-- Start --
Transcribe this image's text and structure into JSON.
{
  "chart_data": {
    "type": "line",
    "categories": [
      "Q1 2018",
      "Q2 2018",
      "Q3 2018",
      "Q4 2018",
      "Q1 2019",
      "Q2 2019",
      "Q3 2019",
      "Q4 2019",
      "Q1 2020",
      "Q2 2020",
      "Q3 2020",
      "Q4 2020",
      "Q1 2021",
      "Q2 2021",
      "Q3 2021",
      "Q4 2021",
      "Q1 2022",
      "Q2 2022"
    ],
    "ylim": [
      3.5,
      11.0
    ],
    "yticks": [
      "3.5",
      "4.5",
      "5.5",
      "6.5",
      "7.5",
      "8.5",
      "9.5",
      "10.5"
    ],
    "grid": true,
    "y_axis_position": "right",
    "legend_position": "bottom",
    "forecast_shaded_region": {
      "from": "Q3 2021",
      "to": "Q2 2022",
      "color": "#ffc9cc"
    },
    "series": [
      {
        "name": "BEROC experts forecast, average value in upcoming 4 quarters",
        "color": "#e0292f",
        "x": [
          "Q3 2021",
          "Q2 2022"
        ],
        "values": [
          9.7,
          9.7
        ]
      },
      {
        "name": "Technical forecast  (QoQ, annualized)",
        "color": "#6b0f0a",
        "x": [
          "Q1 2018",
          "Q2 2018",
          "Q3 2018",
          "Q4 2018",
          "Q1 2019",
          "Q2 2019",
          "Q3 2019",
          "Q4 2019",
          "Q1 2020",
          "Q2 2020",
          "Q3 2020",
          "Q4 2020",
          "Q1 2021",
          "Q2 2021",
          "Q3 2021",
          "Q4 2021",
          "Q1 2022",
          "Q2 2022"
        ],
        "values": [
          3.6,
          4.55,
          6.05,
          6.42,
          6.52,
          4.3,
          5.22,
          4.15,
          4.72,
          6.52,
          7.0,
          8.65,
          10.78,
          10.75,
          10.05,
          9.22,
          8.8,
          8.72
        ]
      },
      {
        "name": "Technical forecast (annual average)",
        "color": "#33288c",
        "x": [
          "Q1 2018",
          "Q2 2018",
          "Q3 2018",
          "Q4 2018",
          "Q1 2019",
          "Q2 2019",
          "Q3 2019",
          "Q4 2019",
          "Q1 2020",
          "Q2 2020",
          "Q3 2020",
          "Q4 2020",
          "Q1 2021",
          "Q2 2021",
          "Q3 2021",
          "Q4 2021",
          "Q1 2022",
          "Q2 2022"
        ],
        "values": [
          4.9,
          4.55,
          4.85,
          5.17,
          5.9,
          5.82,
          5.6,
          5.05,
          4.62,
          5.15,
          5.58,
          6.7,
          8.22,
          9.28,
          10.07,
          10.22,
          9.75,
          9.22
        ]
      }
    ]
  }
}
-- End --
* [What is expected]: Give all the entries again exactly; leave none out.

* [Complete output]:
Transcribe this image's text and structure into JSON.
{
  "chart_data": {
    "type": "line",
    "categories": [
      "Q1 2018",
      "Q2 2018",
      "Q3 2018",
      "Q4 2018",
      "Q1 2019",
      "Q2 2019",
      "Q3 2019",
      "Q4 2019",
      "Q1 2020",
      "Q2 2020",
      "Q3 2020",
      "Q4 2020",
      "Q1 2021",
      "Q2 2021",
      "Q3 2021",
      "Q4 2021",
      "Q1 2022",
      "Q2 2022"
    ],
    "ylim": [
      3.5,
      11.0
    ],
    "yticks": [
      "3.5",
      "4.5",
      "5.5",
      "6.5",
      "7.5",
      "8.5",
      "9.5",
      "10.5"
    ],
    "grid": true,
    "y_axis_position": "right",
    "legend_position": "bottom",
    "forecast_shaded_region": {
      "from": "Q3 2021",
      "to": "Q2 2022",
      "color": "#ffc9cc"
    },
    "series": [
      {
        "name": "BEROC experts forecast, average value in upcoming 4 quarters",
        "color": "#e0292f",
        "x": [
          "Q3 2021",
          "Q2 2022"
        ],
        "values": [
          9.7,
          9.7
        ]
      },
      {
        "name": "Technical forecast  (QoQ, annualized)",
        "color": "#6b0f0a",
        "x": [
          "Q1 2018",
          "Q2 2018",
          "Q3 2018",
          "Q4 2018",
          "Q1 2019",
          "Q2 2019",
          "Q3 2019",
          "Q4 2019",
          "Q1 2020",
          "Q2 2020",
          "Q3 2020",
          "Q4 2020",
          "Q1 2021",
          "Q2 2021",
          "Q3 2021",
          "Q4 2021",
          "Q1 2022",
          "Q2 2022"
        ],
        "values": [
          3.6,
          4.55,
          6.05,
          6.42,
          6.52,
          4.3,
          5.22,
          4.15,
          4.72,
          6.52,
          7.0,
          8.65,
          10.78,
          10.75,
          10.05,
          9.22,
          8.8,
          8.72
        ]
      },
      {
        "name": "Technical forecast (annual average)",
        "color": "#33288c",
        "x": [
          "Q1 2018",
          "Q2 2018",
          "Q3 2018",
          "Q4 2018",
          "Q1 2019",
          "Q2 2019",
          "Q3 2019",
          "Q4 2019",
          "Q1 2020",
          "Q2 2020",
          "Q3 2020",
          "Q4 2020",
          "Q1 2021",
          "Q2 2021",
          "Q3 2021",
          "Q4 2021",
          "Q1 2022",
          "Q2 2022"
        ],
        "values": [
          4.9,
          4.55,
          4.85,
          5.17,
          5.9,
          5.82,
          5.6,
          5.05,
          4.62,
          5.15,
          5.58,
          6.7,
          8.22,
          9.28,
          10.07,
          10.22,
          9.75,
          9.22
        ]
      }
    ]
  }
}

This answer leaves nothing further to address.